GOAL: Pictures aside, write out every record exactly as it appears.

DATA ROWS:
○ ○ ○
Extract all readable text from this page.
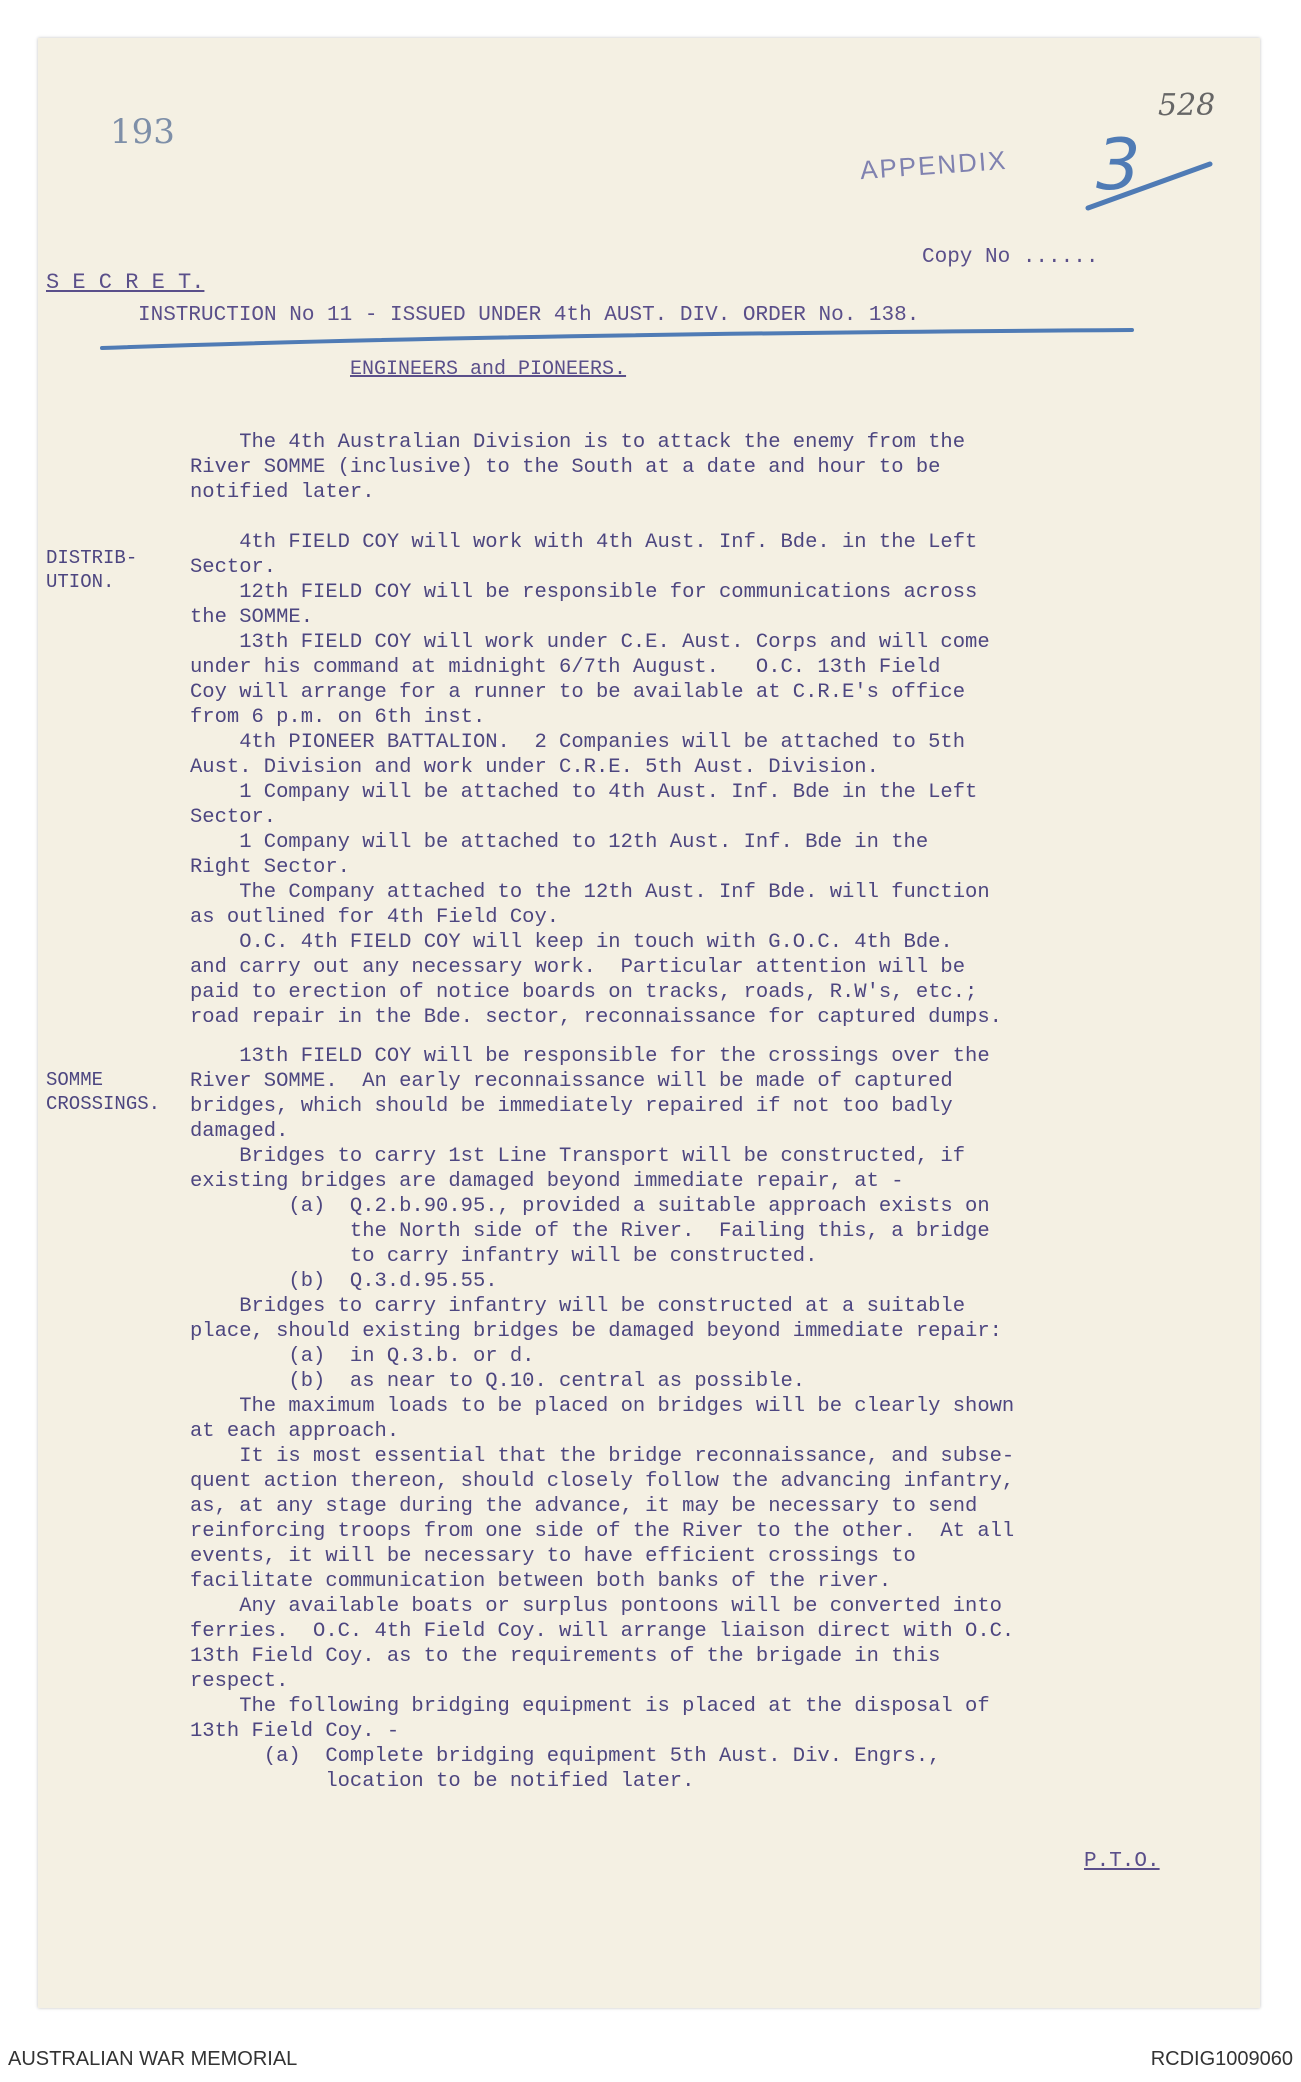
193
528
APPENDIX 3
Copy No ......
S E C R E T.
INSTRUCTION No 11 - ISSUED UNDER 4th AUST. DIV. ORDER No. 138.
ENGINEERS and PIONEERS.
The 4th Australian Division is to attack the enemy from the
River SOMME (inclusive) to the South at a date and hour to be
notified later.
DISTRIB-
UTION.
4th FIELD COY will work with 4th Aust. Inf. Bde. in the Left
Sector.
12th FIELD COY will be responsible for communications across
the SOMME.
13th FIELD COY will work under C.E. Aust. Corps and will come
under his command at midnight 6/7th August.   O.C. 13th Field
Coy will arrange for a runner to be available at C.R.E's office
from 6 p.m. on 6th inst.
4th PIONEER BATTALION.  2 Companies will be attached to 5th
Aust. Division and work under C.R.E. 5th Aust. Division.
1 Company will be attached to 4th Aust. Inf. Bde in the Left
Sector.
1 Company will be attached to 12th Aust. Inf. Bde in the
Right Sector.
The Company attached to the 12th Aust. Inf Bde. will function
as outlined for 4th Field Coy.
O.C. 4th FIELD COY will keep in touch with G.O.C. 4th Bde.
and carry out any necessary work.  Particular attention will be
paid to erection of notice boards on tracks, roads, R.W's, etc.;
road repair in the Bde. sector, reconnaissance for captured dumps.
SOMME
CROSSINGS.
13th FIELD COY will be responsible for the crossings over the
River SOMME.  An early reconnaissance will be made of captured
bridges, which should be immediately repaired if not too badly
damaged.
Bridges to carry 1st Line Transport will be constructed, if
existing bridges are damaged beyond immediate repair, at -
(a)  Q.2.b.90.95., provided a suitable approach exists on
the North side of the River.  Failing this, a bridge
to carry infantry will be constructed.
(b)  Q.3.d.95.55.
Bridges to carry infantry will be constructed at a suitable
place, should existing bridges be damaged beyond immediate repair:
(a)  in Q.3.b. or d.
(b)  as near to Q.10. central as possible.
The maximum loads to be placed on bridges will be clearly shown
at each approach.
It is most essential that the bridge reconnaissance, and subse-
quent action thereon, should closely follow the advancing infantry,
as, at any stage during the advance, it may be necessary to send
reinforcing troops from one side of the River to the other.  At all
events, it will be necessary to have efficient crossings to
facilitate communication between both banks of the river.
Any available boats or surplus pontoons will be converted into
ferries.  O.C. 4th Field Coy. will arrange liaison direct with O.C.
13th Field Coy. as to the requirements of the brigade in this
respect.
The following bridging equipment is placed at the disposal of
13th Field Coy. -
(a)  Complete bridging equipment 5th Aust. Div. Engrs.,
location to be notified later.
P.T.O.
AUSTRALIAN WAR MEMORIAL	RCDIG1009060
○ ○ ○
RESULT FOR THIS TASK:
Extract all readable text from this page.
193
528
APPENDIX 3
Copy No ......
S E C R E T.
INSTRUCTION No 11 - ISSUED UNDER 4th AUST. DIV. ORDER No. 138.
ENGINEERS and PIONEERS.
The 4th Australian Division is to attack the enemy from the
River SOMME (inclusive) to the South at a date and hour to be
notified later.
DISTRIB-
UTION.
4th FIELD COY will work with 4th Aust. Inf. Bde. in the Left
Sector.
12th FIELD COY will be responsible for communications across
the SOMME.
13th FIELD COY will work under C.E. Aust. Corps and will come
under his command at midnight 6/7th August.   O.C. 13th Field
Coy will arrange for a runner to be available at C.R.E's office
from 6 p.m. on 6th inst.
4th PIONEER BATTALION.  2 Companies will be attached to 5th
Aust. Division and work under C.R.E. 5th Aust. Division.
1 Company will be attached to 4th Aust. Inf. Bde in the Left
Sector.
1 Company will be attached to 12th Aust. Inf. Bde in the
Right Sector.
The Company attached to the 12th Aust. Inf Bde. will function
as outlined for 4th Field Coy.
O.C. 4th FIELD COY will keep in touch with G.O.C. 4th Bde.
and carry out any necessary work.  Particular attention will be
paid to erection of notice boards on tracks, roads, R.W's, etc.;
road repair in the Bde. sector, reconnaissance for captured dumps.
SOMME
CROSSINGS.
13th FIELD COY will be responsible for the crossings over the
River SOMME.  An early reconnaissance will be made of captured
bridges, which should be immediately repaired if not too badly
damaged.
Bridges to carry 1st Line Transport will be constructed, if
existing bridges are damaged beyond immediate repair, at -
(a)  Q.2.b.90.95., provided a suitable approach exists on
the North side of the River.  Failing this, a bridge
to carry infantry will be constructed.
(b)  Q.3.d.95.55.
Bridges to carry infantry will be constructed at a suitable
place, should existing bridges be damaged beyond immediate repair:
(a)  in Q.3.b. or d.
(b)  as near to Q.10. central as possible.
The maximum loads to be placed on bridges will be clearly shown
at each approach.
It is most essential that the bridge reconnaissance, and subse-
quent action thereon, should closely follow the advancing infantry,
as, at any stage during the advance, it may be necessary to send
reinforcing troops from one side of the River to the other.  At all
events, it will be necessary to have efficient crossings to
facilitate communication between both banks of the river.
Any available boats or surplus pontoons will be converted into
ferries.  O.C. 4th Field Coy. will arrange liaison direct with O.C.
13th Field Coy. as to the requirements of the brigade in this
respect.
The following bridging equipment is placed at the disposal of
13th Field Coy. -
(a)  Complete bridging equipment 5th Aust. Div. Engrs.,
location to be notified later.
P.T.O.
AUSTRALIAN WAR MEMORIAL	RCDIG1009060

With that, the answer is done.